_Written problem_:
Write out every record below exactly as it appears.

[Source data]
** begin **

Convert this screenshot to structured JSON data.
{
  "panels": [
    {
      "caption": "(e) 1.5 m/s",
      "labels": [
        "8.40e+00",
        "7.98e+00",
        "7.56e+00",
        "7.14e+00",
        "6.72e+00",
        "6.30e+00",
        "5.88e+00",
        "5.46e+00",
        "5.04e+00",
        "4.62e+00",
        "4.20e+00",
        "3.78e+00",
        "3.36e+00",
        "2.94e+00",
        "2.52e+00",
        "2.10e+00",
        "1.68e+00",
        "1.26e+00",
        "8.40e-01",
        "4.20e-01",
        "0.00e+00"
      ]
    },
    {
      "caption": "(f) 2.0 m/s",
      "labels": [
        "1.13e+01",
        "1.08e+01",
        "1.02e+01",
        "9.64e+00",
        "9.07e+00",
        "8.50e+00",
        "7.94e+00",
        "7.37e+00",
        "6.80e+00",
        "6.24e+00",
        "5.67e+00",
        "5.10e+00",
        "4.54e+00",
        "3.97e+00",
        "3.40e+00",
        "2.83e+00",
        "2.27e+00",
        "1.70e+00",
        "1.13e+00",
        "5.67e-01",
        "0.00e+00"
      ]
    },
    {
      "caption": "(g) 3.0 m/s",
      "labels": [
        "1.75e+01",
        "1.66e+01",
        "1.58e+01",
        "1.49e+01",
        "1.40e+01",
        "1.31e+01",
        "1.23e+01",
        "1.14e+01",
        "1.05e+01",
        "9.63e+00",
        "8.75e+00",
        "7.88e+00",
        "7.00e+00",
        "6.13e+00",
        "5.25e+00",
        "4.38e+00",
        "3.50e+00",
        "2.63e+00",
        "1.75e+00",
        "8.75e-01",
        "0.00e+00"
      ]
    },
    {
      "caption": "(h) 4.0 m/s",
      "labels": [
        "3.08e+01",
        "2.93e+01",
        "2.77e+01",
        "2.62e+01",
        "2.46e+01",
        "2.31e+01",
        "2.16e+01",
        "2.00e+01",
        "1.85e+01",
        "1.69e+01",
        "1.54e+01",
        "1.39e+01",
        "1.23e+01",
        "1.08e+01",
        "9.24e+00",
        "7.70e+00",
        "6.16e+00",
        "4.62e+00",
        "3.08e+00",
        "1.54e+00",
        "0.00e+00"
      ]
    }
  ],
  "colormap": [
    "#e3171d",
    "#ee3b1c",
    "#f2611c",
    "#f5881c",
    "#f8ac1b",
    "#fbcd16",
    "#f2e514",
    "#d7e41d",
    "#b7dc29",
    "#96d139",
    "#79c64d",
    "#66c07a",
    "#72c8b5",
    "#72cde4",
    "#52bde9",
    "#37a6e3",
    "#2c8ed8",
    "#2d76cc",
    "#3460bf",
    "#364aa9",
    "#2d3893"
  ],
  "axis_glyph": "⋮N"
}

** end **

_Response_:
Convert this screenshot to structured JSON data.
{
  "panels": [
    {
      "caption": "(e) 1.5 m/s",
      "labels": [
        "8.40e+00",
        "7.98e+00",
        "7.56e+00",
        "7.14e+00",
        "6.72e+00",
        "6.30e+00",
        "5.88e+00",
        "5.46e+00",
        "5.04e+00",
        "4.62e+00",
        "4.20e+00",
        "3.78e+00",
        "3.36e+00",
        "2.94e+00",
        "2.52e+00",
        "2.10e+00",
        "1.68e+00",
        "1.26e+00",
        "8.40e-01",
        "4.20e-01",
        "0.00e+00"
      ]
    },
    {
      "caption": "(f) 2.0 m/s",
      "labels": [
        "1.13e+01",
        "1.08e+01",
        "1.02e+01",
        "9.64e+00",
        "9.07e+00",
        "8.50e+00",
        "7.94e+00",
        "7.37e+00",
        "6.80e+00",
        "6.24e+00",
        "5.67e+00",
        "5.10e+00",
        "4.54e+00",
        "3.97e+00",
        "3.40e+00",
        "2.83e+00",
        "2.27e+00",
        "1.70e+00",
        "1.13e+00",
        "5.67e-01",
        "0.00e+00"
      ]
    },
    {
      "caption": "(g) 3.0 m/s",
      "labels": [
        "1.75e+01",
        "1.66e+01",
        "1.58e+01",
        "1.49e+01",
        "1.40e+01",
        "1.31e+01",
        "1.23e+01",
        "1.14e+01",
        "1.05e+01",
        "9.63e+00",
        "8.75e+00",
        "7.88e+00",
        "7.00e+00",
        "6.13e+00",
        "5.25e+00",
        "4.38e+00",
        "3.50e+00",
        "2.63e+00",
        "1.75e+00",
        "8.75e-01",
        "0.00e+00"
      ]
    },
    {
      "caption": "(h) 4.0 m/s",
      "labels": [
        "3.08e+01",
        "2.93e+01",
        "2.77e+01",
        "2.62e+01",
        "2.46e+01",
        "2.31e+01",
        "2.16e+01",
        "2.00e+01",
        "1.85e+01",
        "1.69e+01",
        "1.54e+01",
        "1.39e+01",
        "1.23e+01",
        "1.08e+01",
        "9.24e+00",
        "7.70e+00",
        "6.16e+00",
        "4.62e+00",
        "3.08e+00",
        "1.54e+00",
        "0.00e+00"
      ]
    }
  ],
  "colormap": [
    "#e3171d",
    "#ee3b1c",
    "#f2611c",
    "#f5881c",
    "#f8ac1b",
    "#fbcd16",
    "#f2e514",
    "#d7e41d",
    "#b7dc29",
    "#96d139",
    "#79c64d",
    "#66c07a",
    "#72c8b5",
    "#72cde4",
    "#52bde9",
    "#37a6e3",
    "#2c8ed8",
    "#2d76cc",
    "#3460bf",
    "#364aa9",
    "#2d3893"
  ],
  "axis_glyph": "⋮N"
}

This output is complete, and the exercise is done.